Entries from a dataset
——

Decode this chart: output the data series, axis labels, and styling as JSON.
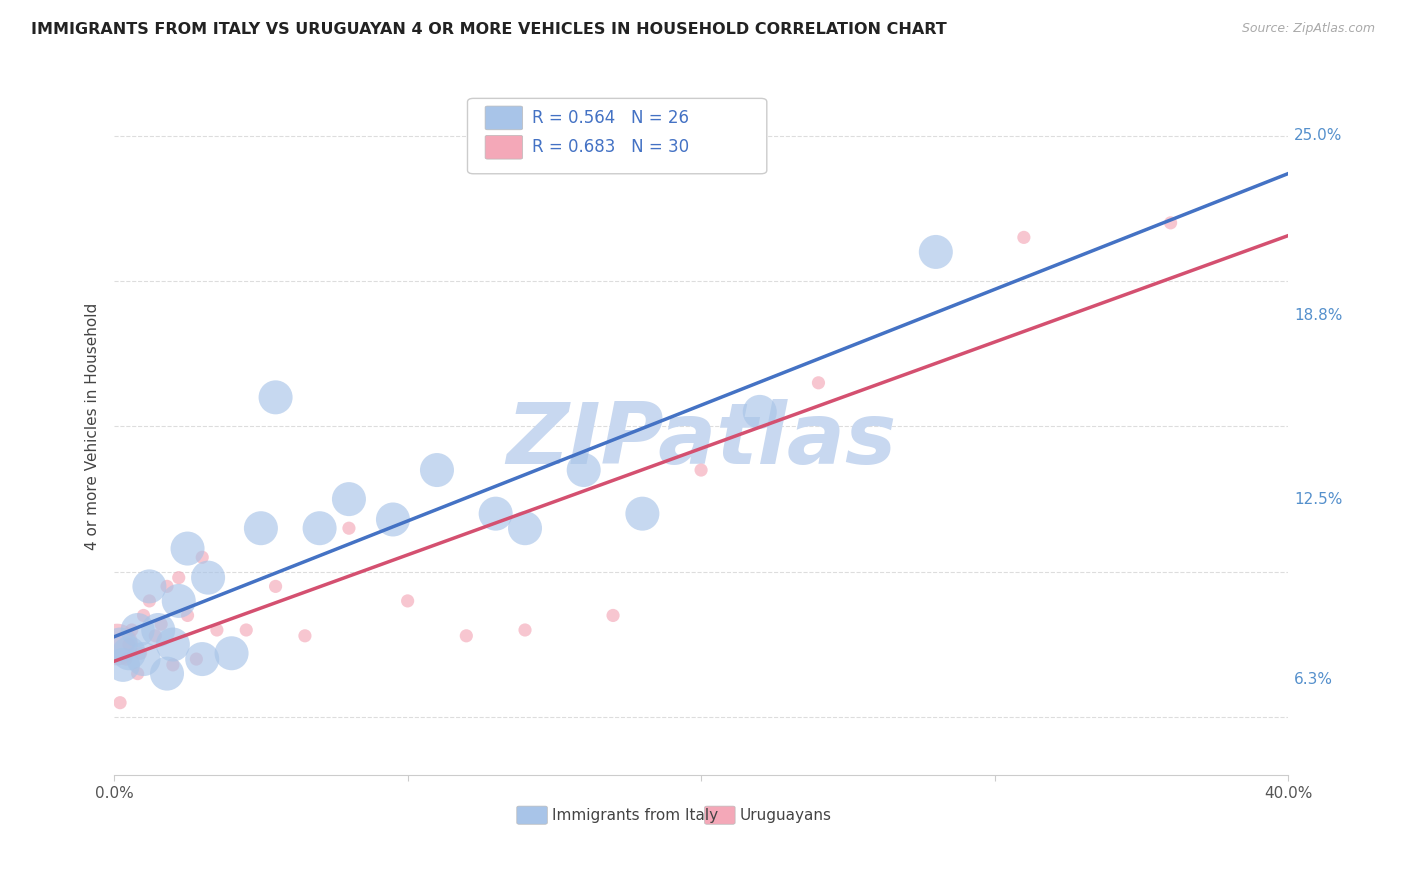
{
  "title": "IMMIGRANTS FROM ITALY VS URUGUAYAN 4 OR MORE VEHICLES IN HOUSEHOLD CORRELATION CHART",
  "source": "Source: ZipAtlas.com",
  "ylabel": "4 or more Vehicles in Household",
  "ytick_labels": [
    "6.3%",
    "12.5%",
    "18.8%",
    "25.0%"
  ],
  "ytick_values": [
    6.3,
    12.5,
    18.8,
    25.0
  ],
  "xlim": [
    0.0,
    40.0
  ],
  "ylim": [
    3.0,
    27.0
  ],
  "legend_italy_r": "R = 0.564",
  "legend_italy_n": "N = 26",
  "legend_uruguay_r": "R = 0.683",
  "legend_uruguay_n": "N = 30",
  "color_italy": "#a8c4e8",
  "color_uruguay": "#f4a8b8",
  "line_color_italy": "#4472c4",
  "line_color_uruguay": "#d45070",
  "line_color_italy_ext": "#a8c4e8",
  "watermark_color": "#c8d8f0",
  "italy_x": [
    0.2,
    0.3,
    0.5,
    0.8,
    1.0,
    1.2,
    1.5,
    1.8,
    2.0,
    2.2,
    2.5,
    3.0,
    3.2,
    4.0,
    5.0,
    5.5,
    7.0,
    8.0,
    9.5,
    11.0,
    13.0,
    14.0,
    16.0,
    18.0,
    22.0,
    28.0
  ],
  "italy_y": [
    7.5,
    6.8,
    7.2,
    8.0,
    7.0,
    9.5,
    8.0,
    6.5,
    7.5,
    9.0,
    10.8,
    7.0,
    9.8,
    7.2,
    11.5,
    16.0,
    11.5,
    12.5,
    11.8,
    13.5,
    12.0,
    11.5,
    13.5,
    12.0,
    15.5,
    21.0
  ],
  "italy_sizes": [
    30,
    30,
    30,
    30,
    30,
    30,
    30,
    30,
    30,
    30,
    30,
    30,
    30,
    30,
    30,
    30,
    30,
    30,
    30,
    30,
    30,
    30,
    30,
    30,
    30,
    30
  ],
  "uruguay_x": [
    0.1,
    0.2,
    0.4,
    0.5,
    0.6,
    0.8,
    0.9,
    1.0,
    1.2,
    1.4,
    1.6,
    1.8,
    2.0,
    2.2,
    2.5,
    2.8,
    3.0,
    3.5,
    4.5,
    5.5,
    6.5,
    8.0,
    10.0,
    12.0,
    14.0,
    17.0,
    20.0,
    24.0,
    31.0,
    36.0
  ],
  "uruguay_y": [
    7.5,
    5.5,
    7.0,
    7.5,
    8.0,
    6.5,
    7.2,
    8.5,
    9.0,
    7.8,
    8.2,
    9.5,
    6.8,
    9.8,
    8.5,
    7.0,
    10.5,
    8.0,
    8.0,
    9.5,
    7.8,
    11.5,
    9.0,
    7.8,
    8.0,
    8.5,
    13.5,
    16.5,
    21.5,
    22.0
  ],
  "uruguay_sizes_base": 30,
  "uruguay_size_large": 300,
  "background_color": "#ffffff",
  "grid_color": "#dddddd",
  "title_color": "#222222",
  "right_label_color": "#5590cc",
  "legend_text_color": "#4472c4"
}
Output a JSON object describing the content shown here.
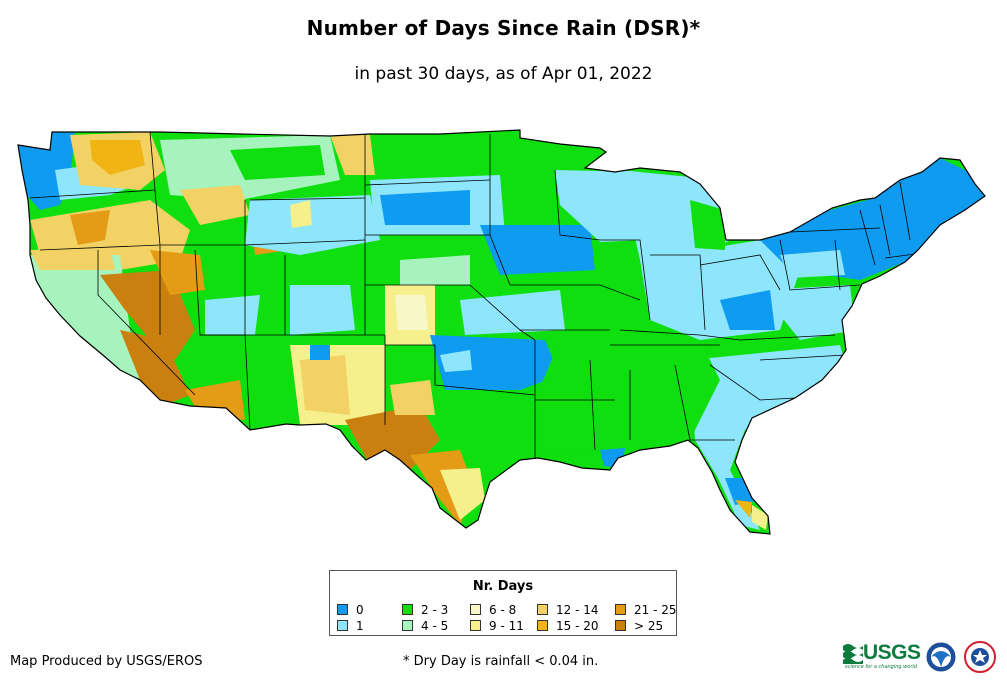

——

The problem:
Copy every line of the data word for word, omitting the images.

Answer in full:
Decode this chart: output the data series, axis labels, and styling as JSON.
{
  "title": "IMMIGRANTS FROM ITALY VS URUGUAYAN 4 OR MORE VEHICLES IN HOUSEHOLD CORRELATION CHART",
  "source": "Source: ZipAtlas.com",
  "ylabel": "4 or more Vehicles in Household",
  "ytick_labels": [
    "6.3%",
    "12.5%",
    "18.8%",
    "25.0%"
  ],
  "ytick_values": [
    6.3,
    12.5,
    18.8,
    25.0
  ],
  "xlim": [
    0.0,
    40.0
  ],
  "ylim": [
    3.0,
    27.0
  ],
  "legend_italy_r": "R = 0.564",
  "legend_italy_n": "N = 26",
  "legend_uruguay_r": "R = 0.683",
  "legend_uruguay_n": "N = 30",
  "color_italy": "#a8c4e8",
  "color_uruguay": "#f4a8b8",
  "line_color_italy": "#4472c4",
  "line_color_uruguay": "#d45070",
  "line_color_italy_ext": "#a8c4e8",
  "watermark_color": "#c8d8f0",
  "italy_x": [
    0.2,
    0.3,
    0.5,
    0.8,
    1.0,
    1.2,
    1.5,
    1.8,
    2.0,
    2.2,
    2.5,
    3.0,
    3.2,
    4.0,
    5.0,
    5.5,
    7.0,
    8.0,
    9.5,
    11.0,
    13.0,
    14.0,
    16.0,
    18.0,
    22.0,
    28.0
  ],
  "italy_y": [
    7.5,
    6.8,
    7.2,
    8.0,
    7.0,
    9.5,
    8.0,
    6.5,
    7.5,
    9.0,
    10.8,
    7.0,
    9.8,
    7.2,
    11.5,
    16.0,
    11.5,
    12.5,
    11.8,
    13.5,
    12.0,
    11.5,
    13.5,
    12.0,
    15.5,
    21.0
  ],
  "italy_sizes": [
    30,
    30,
    30,
    30,
    30,
    30,
    30,
    30,
    30,
    30,
    30,
    30,
    30,
    30,
    30,
    30,
    30,
    30,
    30,
    30,
    30,
    30,
    30,
    30,
    30,
    30
  ],
  "uruguay_x": [
    0.1,
    0.2,
    0.4,
    0.5,
    0.6,
    0.8,
    0.9,
    1.0,
    1.2,
    1.4,
    1.6,
    1.8,
    2.0,
    2.2,
    2.5,
    2.8,
    3.0,
    3.5,
    4.5,
    5.5,
    6.5,
    8.0,
    10.0,
    12.0,
    14.0,
    17.0,
    20.0,
    24.0,
    31.0,
    36.0
  ],
  "uruguay_y": [
    7.5,
    5.5,
    7.0,
    7.5,
    8.0,
    6.5,
    7.2,
    8.5,
    9.0,
    7.8,
    8.2,
    9.5,
    6.8,
    9.8,
    8.5,
    7.0,
    10.5,
    8.0,
    8.0,
    9.5,
    7.8,
    11.5,
    9.0,
    7.8,
    8.0,
    8.5,
    13.5,
    16.5,
    21.5,
    22.0
  ],
  "uruguay_sizes_base": 30,
  "uruguay_size_large": 300,
  "background_color": "#ffffff",
  "grid_color": "#dddddd",
  "title_color": "#222222",
  "right_label_color": "#5590cc",
  "legend_text_color": "#4472c4"
}
Output a JSON object describing the content shown here.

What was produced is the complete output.